--- Begin MATERIAL FOR THE TASK ---

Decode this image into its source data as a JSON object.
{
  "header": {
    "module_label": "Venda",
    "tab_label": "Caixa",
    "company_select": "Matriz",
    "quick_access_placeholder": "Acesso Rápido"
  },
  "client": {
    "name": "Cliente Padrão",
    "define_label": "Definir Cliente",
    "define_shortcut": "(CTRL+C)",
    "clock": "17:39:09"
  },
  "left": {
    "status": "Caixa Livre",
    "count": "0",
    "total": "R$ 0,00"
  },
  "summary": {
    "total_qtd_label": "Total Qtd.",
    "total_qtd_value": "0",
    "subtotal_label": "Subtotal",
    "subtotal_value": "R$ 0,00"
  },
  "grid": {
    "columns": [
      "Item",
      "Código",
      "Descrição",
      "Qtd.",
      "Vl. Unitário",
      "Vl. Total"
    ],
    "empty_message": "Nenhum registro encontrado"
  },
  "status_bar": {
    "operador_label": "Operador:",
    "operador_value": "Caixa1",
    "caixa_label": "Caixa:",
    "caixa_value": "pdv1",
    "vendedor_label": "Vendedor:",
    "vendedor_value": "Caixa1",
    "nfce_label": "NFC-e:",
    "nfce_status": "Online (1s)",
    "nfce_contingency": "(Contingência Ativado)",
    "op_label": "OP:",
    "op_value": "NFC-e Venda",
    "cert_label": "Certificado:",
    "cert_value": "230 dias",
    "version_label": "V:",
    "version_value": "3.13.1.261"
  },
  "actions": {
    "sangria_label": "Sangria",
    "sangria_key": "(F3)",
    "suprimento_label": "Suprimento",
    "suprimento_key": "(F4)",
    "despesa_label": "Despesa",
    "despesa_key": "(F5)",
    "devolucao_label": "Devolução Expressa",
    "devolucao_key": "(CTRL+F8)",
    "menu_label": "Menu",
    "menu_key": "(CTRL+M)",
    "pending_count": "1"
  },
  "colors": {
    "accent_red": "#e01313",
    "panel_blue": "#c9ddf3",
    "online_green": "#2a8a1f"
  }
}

--- End MATERIAL FOR THE TASK ---

* _SET TASK_: Provide the number of lines in the data above that contain the string "Cliente", and nothing else.

* _SOLUTION TO THIS EXERCISE_: 2